- **Requirement**
Find every line with the word "coupling" and report how many there are, without any other text.

- **Dataset records**

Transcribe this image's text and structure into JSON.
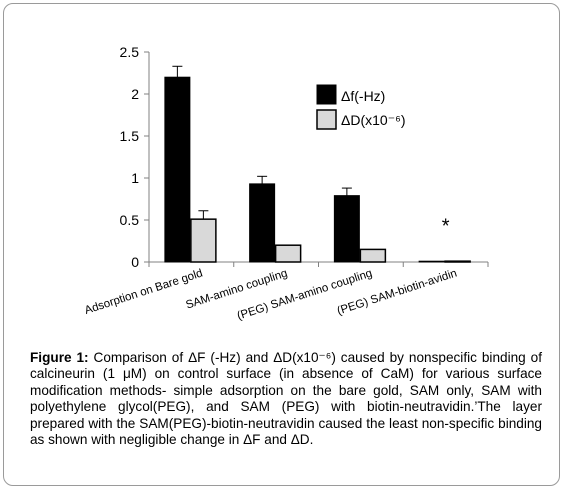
{
  "chart_data": {
    "type": "bar",
    "categories": [
      "Adsorption on Bare gold",
      "SAM-amino coupling",
      "(PEG) SAM-amino coupling",
      "(PEG) SAM-biotin-avidin"
    ],
    "series": [
      {
        "name": "Δf(-Hz)",
        "values": [
          2.2,
          0.93,
          0.79,
          0.0
        ],
        "errors": [
          0.13,
          0.09,
          0.09,
          0.0
        ],
        "color": "#000000"
      },
      {
        "name": "ΔD(x10⁻⁶)",
        "values": [
          0.51,
          0.2,
          0.15,
          0.01
        ],
        "errors": [
          0.1,
          0.0,
          0.0,
          0.0
        ],
        "color": "#d9d9d9"
      }
    ],
    "yticks": [
      "0",
      "0.5",
      "1",
      "1.5",
      "2",
      "2.5"
    ],
    "ylim": [
      0,
      2.5
    ],
    "annotation": "*",
    "annotation_category": 3,
    "legend_position": "top-right",
    "grid": false
  },
  "caption": {
    "label": "Figure 1:",
    "text": " Comparison of ΔF (-Hz) and ΔD(x10⁻⁶) caused by nonspecific binding of calcineurin (1 μM) on control surface (in absence of CaM) for various surface modification methods- simple adsorption on the bare gold, SAM only, SAM with polyethylene glycol(PEG), and SAM (PEG) with biotin-neutravidin.’The layer prepared with the SAM(PEG)-biotin-neutravidin caused the least non-specific binding as shown with negligible change in ΔF and ΔD."
  }
}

- **Task output**
2